══ TEXT EXCERPT ══
Next up: Shuusou Gyoku SC-88Pro BGM. It's going to be wild.
And we're back to PC-98 Touhou for a brief interruption of the ongoing Shuusou Gyoku Linux port.
Let's clear some of the Touhou-related progress from the backlog, and use
the unconstrained nature of these contributions to prepare the
📝 upcoming non-ASCII translations commissioned by Touhou Patch Center.
The current budget won't cover all of my ambitions, but it would at least be
nice if all text in these games was feasibly translatable by the time I
officially start working on that project.
At a little over 3 pushes, it might be surprising to see that this took
longer than the
📝 TH03/TH04/TH05 cutscene system. It's
obvious that TH02 started out with a different system for in-game dialog,
but while TH04 and TH05 look identical on the surface, they only
actually share 30% of their dialog code. So this felt more like decompiling
2.4 distinct systems, as opposed to one identical base with tons of
game-specific differences on top.
The table of contents was pretty popular last time around, so let's have
another one:
Let's start with the ones from TH04 and TH05, since they are not that
broken. For TH04, ZUN started out by copy-pasting the cutscene system,
causing the result to inherit many of the caveats I already described in the
cutscene blog post:
It's still a plaintext format geared exclusively toward full-width
Japanese text.
The parser still ignores all whitespace, forcing ASCII text into hacks
with unassigned Shift-JIS lead bytes outside the second byte of a 2-byte
chunk.
Commands are still preceded by a 0x5C byte, which renders
as either a \ or a ¥ depending on your font and
interpretation of Shift-JIS.
Command parameters are parsed in exactly the same way, with all the same
limits.
A lot of the same script commands are identical, including 7 of them
that were not used in TH04's original dialog scripts.
Then, however, he greatly simplified the system. Mainly, this was done by
moving text rendering from the PC-98 graphics chip to the text chip, which
avoids the need for any text-related unblitting code, but ZUN also added a
bunch of smaller changes:
The player must advance through every dialog box by releasing any held
keys and then pressing any key mapped to a game action. There are no
timeouts.
The delay for every 2 bytes of text was doubled to 2 frames, and can't
be overridden.
Instead of holding ESC to fast-forward, pressing any key
will immediately print the entire rest of a text box.
Dialogs run in their own single-buffered frame loop, interrupting the
rest of the game. The other VRAM page keeps the background pixels required
for unblitting the face images.
All script commands that affect the graphics layer are preceded by a
1-frame delay. ZUN most likely did this because of the single-buffered
nature, as it prevents tearing on the first frame by waiting for the CRT
beam to return to the top-left corner before changing any pixels.
Both boxes are intended to contain up to 30 half-width characters on
each of their up to 3 lines, but nothing in the code enforces these limits.
There is no support for automatic line breaks or starting new boxes.
═══
#### DIRECTIONS:
Extend the blog post above about the Touhou dialog systems, picking up after its last sentence.
══ SUPPLIED INFORMATION ══
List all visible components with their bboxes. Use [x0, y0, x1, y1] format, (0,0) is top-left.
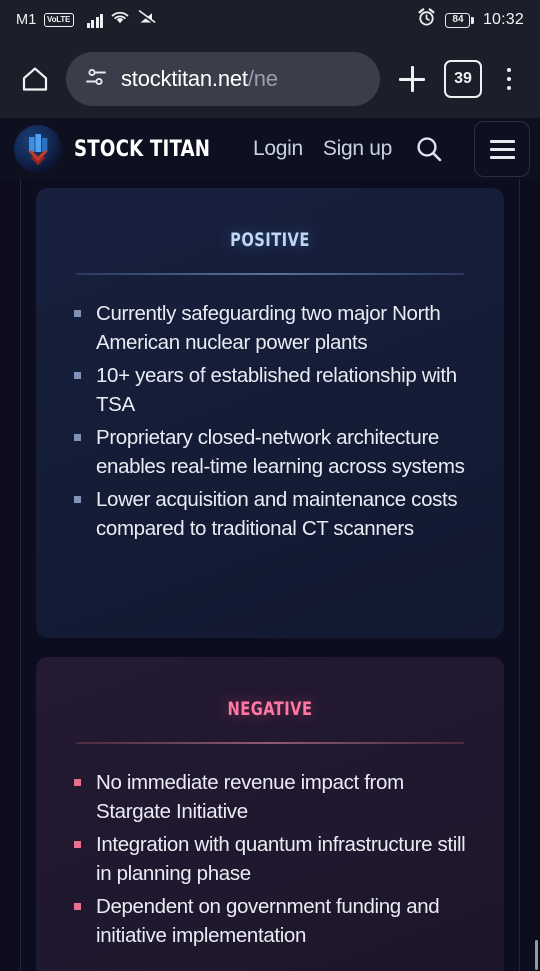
new-tab-button[interactable]	[390, 57, 434, 101]
list-item: Proprietary closed-network architecture …	[74, 423, 480, 481]
signal-bars-icon	[86, 13, 104, 28]
tab-count-label: 39	[454, 70, 472, 87]
positive-title: Positive	[230, 222, 310, 253]
content-column: Positive Currently safeguarding two majo…	[21, 180, 519, 971]
hamburger-menu-button[interactable]	[474, 121, 530, 177]
browser-toolbar: stocktitan.net/ne 39	[0, 40, 540, 118]
tab-switcher-button[interactable]: 39	[444, 60, 482, 98]
volte-badge: VoLTE	[43, 12, 74, 28]
list-item: Lower acquisition and maintenance costs …	[74, 485, 480, 543]
search-button[interactable]	[412, 132, 446, 166]
positive-list: Currently safeguarding two major North A…	[74, 299, 480, 543]
url-bar[interactable]: stocktitan.net/ne	[66, 52, 380, 106]
status-bar-right: 84 10:32	[417, 8, 524, 32]
header-nav: Login Sign up	[253, 121, 530, 177]
browser-menu-button[interactable]	[492, 57, 526, 101]
list-item: No immediate revenue impact from Stargat…	[74, 768, 480, 826]
url-text[interactable]: stocktitan.net/ne	[121, 66, 278, 92]
data-off-icon	[137, 10, 156, 30]
signup-link[interactable]: Sign up	[323, 137, 392, 161]
tune-sliders-icon[interactable]	[84, 65, 108, 94]
negative-list: No immediate revenue impact from Stargat…	[74, 768, 480, 950]
list-item: 10+ years of established relationship wi…	[74, 361, 480, 419]
status-bar: M1 VoLTE 84 10:32	[0, 0, 540, 40]
home-button[interactable]	[14, 58, 56, 100]
phone-screen: M1 VoLTE 84 10:32 stocktitan.net/ne 39 S…	[0, 0, 540, 971]
list-item: Currently safeguarding two major North A…	[74, 299, 480, 357]
positive-divider	[76, 273, 464, 275]
status-bar-left: M1 VoLTE	[16, 10, 156, 30]
site-header: STOCK TITAN Login Sign up	[0, 118, 540, 180]
alarm-clock-icon	[417, 8, 436, 32]
carrier-label: M1	[16, 12, 37, 28]
positive-card: Positive Currently safeguarding two majo…	[36, 188, 504, 638]
wifi-icon	[110, 10, 130, 30]
search-icon	[417, 137, 442, 162]
negative-divider	[76, 742, 464, 744]
battery-level-label: 84	[452, 14, 464, 25]
url-domain: stocktitan.net	[121, 66, 248, 91]
negative-title: Negative	[227, 691, 313, 722]
list-item: Integration with quantum infrastructure …	[74, 830, 480, 888]
list-item: Dependent on government funding and init…	[74, 892, 480, 950]
home-icon	[22, 67, 48, 91]
page-scrollbar[interactable]	[535, 940, 538, 970]
login-link[interactable]: Login	[253, 137, 303, 161]
page-content: Positive Currently safeguarding two majo…	[0, 180, 540, 971]
url-path: /ne	[247, 66, 278, 91]
battery-icon: 84	[445, 12, 474, 28]
stock-titan-logo-icon[interactable]	[14, 125, 62, 173]
negative-card: Negative No immediate revenue impact fro…	[36, 657, 504, 971]
clock-label: 10:32	[482, 11, 524, 28]
brand-label: STOCK TITAN	[74, 136, 211, 162]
═══
#### WRITTEN REPLY:
While it would seem that TH05 has no issues with ASCII 0x20
spaces, the text as a whole is still blindly processed two bytes at a
time, and any commands can only appear at even byte positions within a
line. I dimmed the VRAM pixels to 25% of their original brightness to make the
text easier to read.
The same text backported to TH04, additionally demonstrating how that
game's dialog system inherited the whitespace skipping behavior of
TH03's cutscene system. Just like there, ASCII 0x20 spaces
only work at odd byte positions because the game treats them as the
trailing byte of a full-width Shift-JIS codepoint. I don't know how
large the budget for the upcoming non-ASCII translations will be, but
I'm going to fix this even in the very basic fully static variant.
I dimmed the VRAM pixels to 25% of their original brightness to make the
text easier to read.
TH05 then moved from TH04's plaintext scripts to the binary
.TX2 format while removing all the unused commands copy-pasted
from the cutscene system. Except for a
single additional command intended to clear a text box, TH05's dialog
system only supports a strict subset of the features of TH04's system.
This change also introduced the following differences compared to TH04:
The game now stores the dialog of all 4 playable characters in the same
file, with a (4 + 1)-word header that indicates the byte offset
and length of each character's script. This way, it can load only the one
script for the currently played character.
Since there is no need for whitespace in a binary format, you can now
use ASCII 0x20 spaces even as the first byte of a 2-byte text
chunk! 🥳
All command parameters are now mandatory.
Filenames are now passed directly by pointer to the respective game
function. Therefore, they now need to be null-terminated, but can in turn be
as long as
📝 the number of remaining bytes in the allocated dialog segment.
In practice though, the game still runs on DOS and shares its restriction of
8.3 filenames…
When starting a new dialog box, any existing text in the other box is
now colored blue.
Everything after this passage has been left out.